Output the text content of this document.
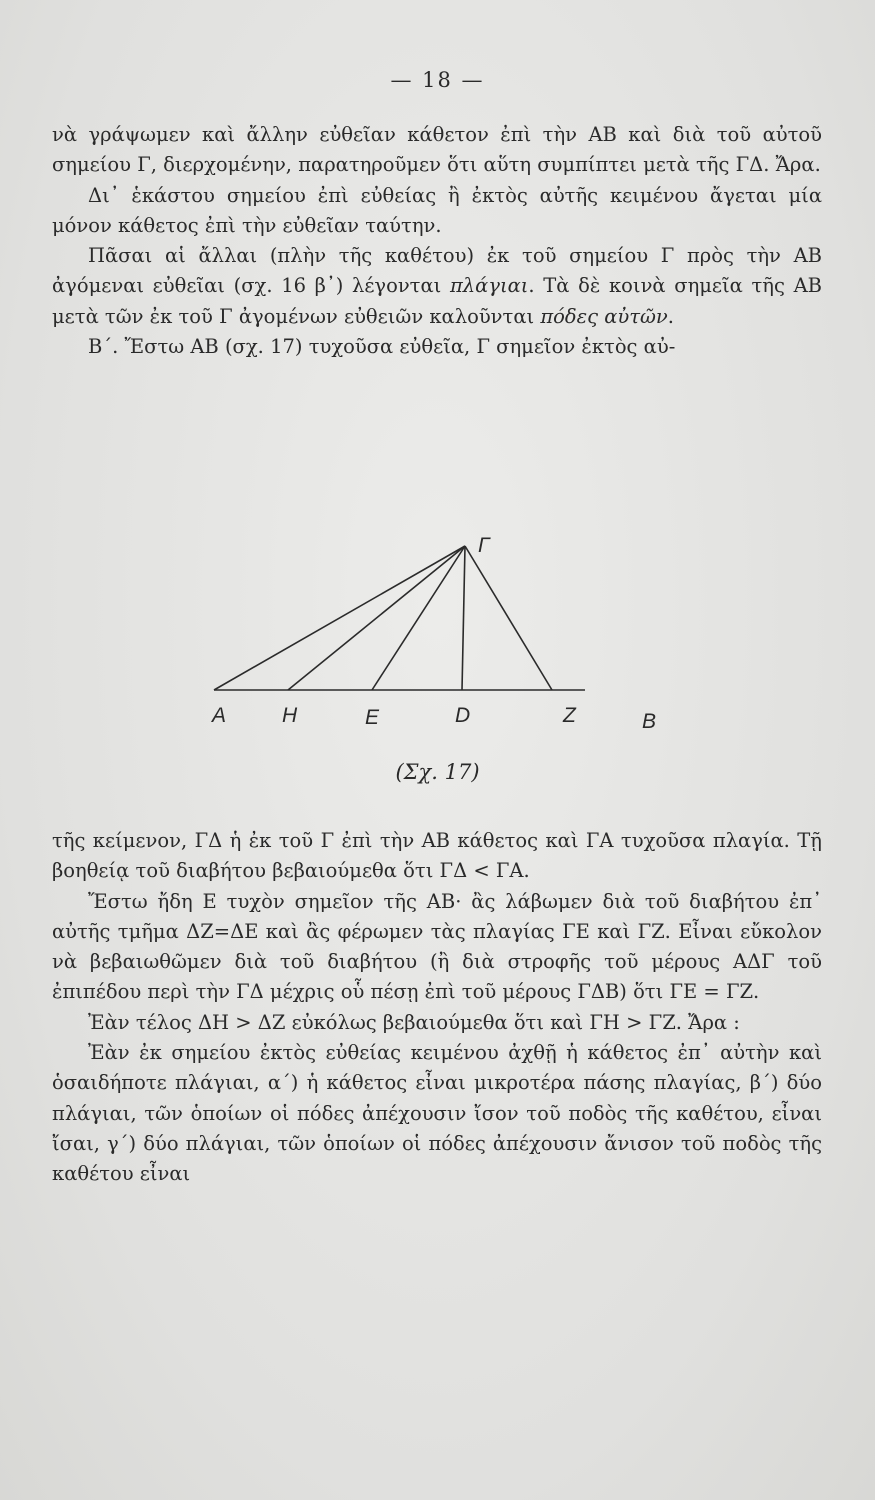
— 18 —

νὰ γράψωμεν καὶ ἄλλην εὐθεῖαν κάθετον ἐπὶ τὴν ΑΒ καὶ διὰ τοῦ αὐτοῦ σημείου Γ, διερχομένην, παρατηροῦμεν ὅτι αὕτη συμπίπτει μετὰ τῆς ΓΔ. Ἄρα.

Δι᾽ ἑκάστου σημείου ἐπὶ εὐθείας ἢ ἐκτὸς αὐτῆς κειμένου ἄγεται μία μόνον κάθετος ἐπὶ τὴν εὐθεῖαν ταύτην.

Πᾶσαι αἱ ἄλλαι (πλὴν τῆς καθέτου) ἐκ τοῦ σημείου Γ πρὸς τὴν ΑΒ ἀγόμεναι εὐθεῖαι (σχ. 16 β᾽) λέγονται πλάγιαι. Τὰ δὲ κοινὰ σημεῖα τῆς ΑΒ μετὰ τῶν ἐκ τοῦ Γ ἀγομένων εὐθειῶν καλοῦνται πόδες αὐτῶν.

Β΄. Ἔστω ΑΒ (σχ. 17) τυχοῦσα εὐθεῖα, Γ σημεῖον ἐκτὸς αὐ-

Γ
A	H	E	D	Z	B
(Σχ. 17)

τῆς κείμενον, ΓΔ ἡ ἐκ τοῦ Γ ἐπὶ τὴν ΑΒ κάθετος καὶ ΓΑ τυχοῦσα πλαγία. Τῇ βοηθείᾳ τοῦ διαβήτου βεβαιούμεθα ὅτι ΓΔ < ΓΑ.

Ἔστω ἤδη Ε τυχὸν σημεῖον τῆς ΑΒ· ἂς λάβωμεν διὰ τοῦ διαβήτου ἐπ᾽ αὐτῆς τμῆμα ΔΖ=ΔΕ καὶ ἂς φέρωμεν τὰς πλαγίας ΓΕ καὶ ΓΖ. Εἶναι εὔκολον νὰ βεβαιωθῶμεν διὰ τοῦ διαβήτου (ἢ διὰ στροφῆς τοῦ μέρους ΑΔΓ τοῦ ἐπιπέδου περὶ τὴν ΓΔ μέχρις οὗ πέσῃ ἐπὶ τοῦ μέρους ΓΔΒ) ὅτι ΓΕ = ΓΖ.

Ἐὰν τέλος ΔΗ > ΔΖ εὐκόλως βεβαιούμεθα ὅτι καὶ ΓΗ > ΓΖ. Ἄρα :

Ἐὰν ἐκ σημείου ἐκτὸς εὐθείας κειμένου ἀχθῇ ἡ κάθετος ἐπ᾽ αὐτὴν καὶ ὁσαιδήποτε πλάγιαι, α΄) ἡ κάθετος εἶναι μικροτέρα πάσης πλαγίας, β΄) δύο πλάγιαι, τῶν ὁποίων οἱ πόδες ἀπέχουσιν ἴσον τοῦ ποδὸς τῆς καθέτου, εἶναι ἴσαι, γ΄) δύο πλάγιαι, τῶν ὁποίων οἱ πόδες ἀπέχουσιν ἄνισον τοῦ ποδὸς τῆς καθέτου εἶναι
__________
What is the number of lines in this material that hold the string "τυχοῦσα"? Answer with that number only.

2